Return all lines that include the string "marker".

▼

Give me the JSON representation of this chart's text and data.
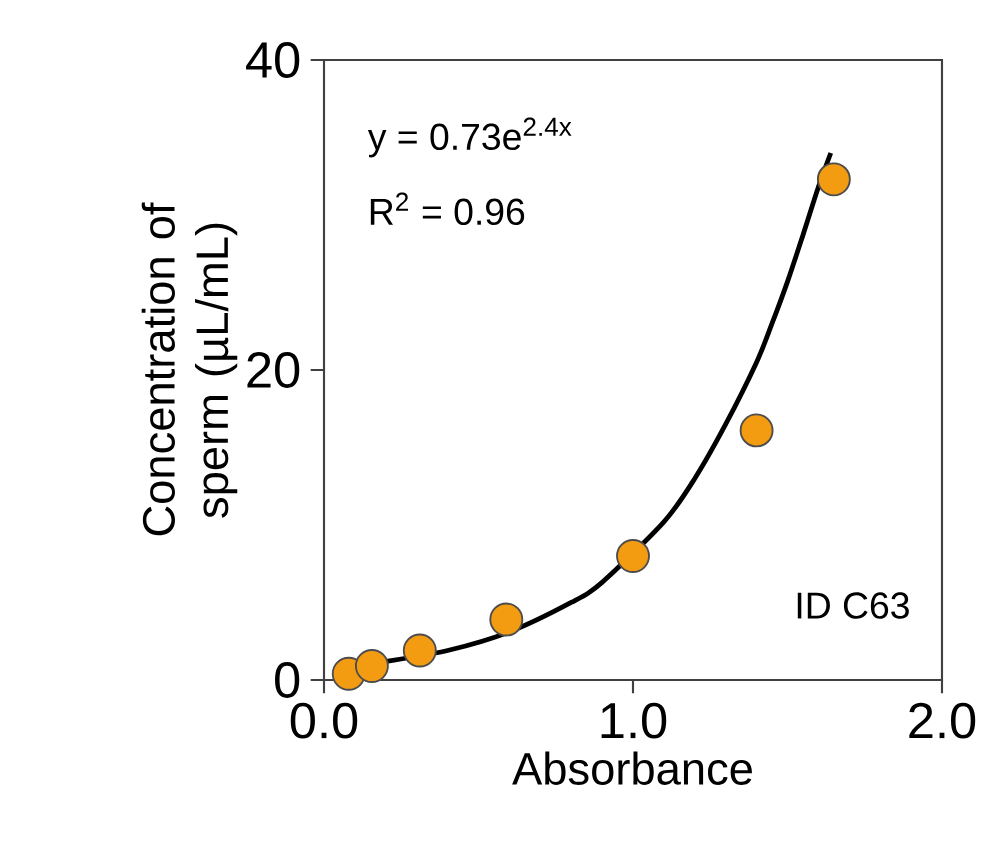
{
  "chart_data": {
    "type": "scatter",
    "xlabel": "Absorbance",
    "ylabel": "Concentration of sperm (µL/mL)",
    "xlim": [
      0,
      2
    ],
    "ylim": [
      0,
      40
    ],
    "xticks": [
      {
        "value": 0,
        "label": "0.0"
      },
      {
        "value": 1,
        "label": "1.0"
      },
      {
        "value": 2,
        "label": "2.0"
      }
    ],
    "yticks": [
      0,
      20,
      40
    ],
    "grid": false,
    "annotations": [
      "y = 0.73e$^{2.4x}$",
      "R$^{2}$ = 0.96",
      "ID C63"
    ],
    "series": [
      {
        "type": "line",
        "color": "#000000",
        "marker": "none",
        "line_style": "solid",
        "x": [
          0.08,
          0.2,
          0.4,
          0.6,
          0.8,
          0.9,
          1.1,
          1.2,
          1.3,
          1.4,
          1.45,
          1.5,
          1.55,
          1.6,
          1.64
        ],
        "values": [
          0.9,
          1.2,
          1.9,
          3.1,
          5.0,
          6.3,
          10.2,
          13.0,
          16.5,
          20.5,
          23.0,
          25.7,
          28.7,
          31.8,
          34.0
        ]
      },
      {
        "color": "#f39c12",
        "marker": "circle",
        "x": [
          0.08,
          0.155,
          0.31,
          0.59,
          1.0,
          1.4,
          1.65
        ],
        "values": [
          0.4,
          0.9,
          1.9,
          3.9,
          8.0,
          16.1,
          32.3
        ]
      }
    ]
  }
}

▲
▼

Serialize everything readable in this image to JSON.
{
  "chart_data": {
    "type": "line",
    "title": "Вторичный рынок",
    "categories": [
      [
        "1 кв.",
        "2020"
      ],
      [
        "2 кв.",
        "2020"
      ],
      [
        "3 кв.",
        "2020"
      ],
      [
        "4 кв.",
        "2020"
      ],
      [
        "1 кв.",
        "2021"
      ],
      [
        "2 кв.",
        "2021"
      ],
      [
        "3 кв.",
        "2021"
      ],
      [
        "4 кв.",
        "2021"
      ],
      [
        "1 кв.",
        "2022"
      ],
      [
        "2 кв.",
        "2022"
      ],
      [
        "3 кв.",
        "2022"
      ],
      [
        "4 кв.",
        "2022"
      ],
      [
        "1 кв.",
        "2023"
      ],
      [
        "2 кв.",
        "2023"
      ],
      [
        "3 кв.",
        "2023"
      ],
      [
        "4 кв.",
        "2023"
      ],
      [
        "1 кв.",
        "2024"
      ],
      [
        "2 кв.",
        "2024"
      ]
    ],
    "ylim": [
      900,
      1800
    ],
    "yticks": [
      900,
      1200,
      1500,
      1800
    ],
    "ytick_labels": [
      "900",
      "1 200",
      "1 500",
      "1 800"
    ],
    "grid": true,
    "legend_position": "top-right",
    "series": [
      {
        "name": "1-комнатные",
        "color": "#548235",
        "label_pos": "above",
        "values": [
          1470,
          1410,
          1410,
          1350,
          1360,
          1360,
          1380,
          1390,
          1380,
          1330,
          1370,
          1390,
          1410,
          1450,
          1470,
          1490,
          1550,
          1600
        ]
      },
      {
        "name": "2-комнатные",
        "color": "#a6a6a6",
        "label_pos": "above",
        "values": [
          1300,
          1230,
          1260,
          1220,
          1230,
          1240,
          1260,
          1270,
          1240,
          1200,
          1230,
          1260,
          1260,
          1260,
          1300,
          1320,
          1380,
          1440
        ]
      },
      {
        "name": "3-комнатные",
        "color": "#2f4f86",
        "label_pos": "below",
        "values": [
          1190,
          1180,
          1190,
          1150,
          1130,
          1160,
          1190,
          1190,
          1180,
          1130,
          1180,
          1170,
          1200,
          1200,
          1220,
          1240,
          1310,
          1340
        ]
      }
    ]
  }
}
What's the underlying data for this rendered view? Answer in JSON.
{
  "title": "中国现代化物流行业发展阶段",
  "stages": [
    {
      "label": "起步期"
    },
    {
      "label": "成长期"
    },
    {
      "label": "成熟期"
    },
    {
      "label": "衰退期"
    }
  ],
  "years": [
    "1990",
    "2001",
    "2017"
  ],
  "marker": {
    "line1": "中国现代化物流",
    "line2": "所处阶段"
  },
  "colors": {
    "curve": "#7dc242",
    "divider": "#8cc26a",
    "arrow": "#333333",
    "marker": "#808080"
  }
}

▲
▼

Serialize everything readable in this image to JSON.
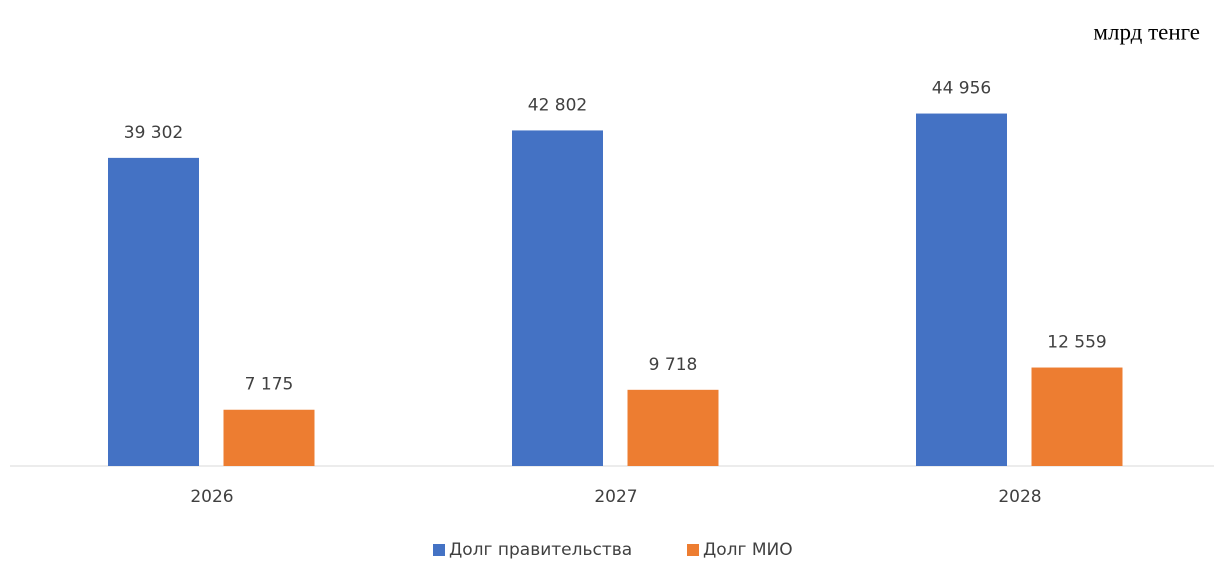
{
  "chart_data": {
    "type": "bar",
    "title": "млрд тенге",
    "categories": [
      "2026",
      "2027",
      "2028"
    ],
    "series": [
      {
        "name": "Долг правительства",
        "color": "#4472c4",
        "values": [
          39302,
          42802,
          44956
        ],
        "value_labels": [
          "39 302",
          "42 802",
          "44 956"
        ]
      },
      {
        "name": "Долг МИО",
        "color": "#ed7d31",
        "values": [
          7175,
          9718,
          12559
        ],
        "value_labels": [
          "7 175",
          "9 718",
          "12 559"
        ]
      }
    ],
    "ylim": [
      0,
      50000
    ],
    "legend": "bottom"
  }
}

▲

Exercise output
        "marker": "none",
        "marker": "circle",
  "marker": {
    "marker": "#808080"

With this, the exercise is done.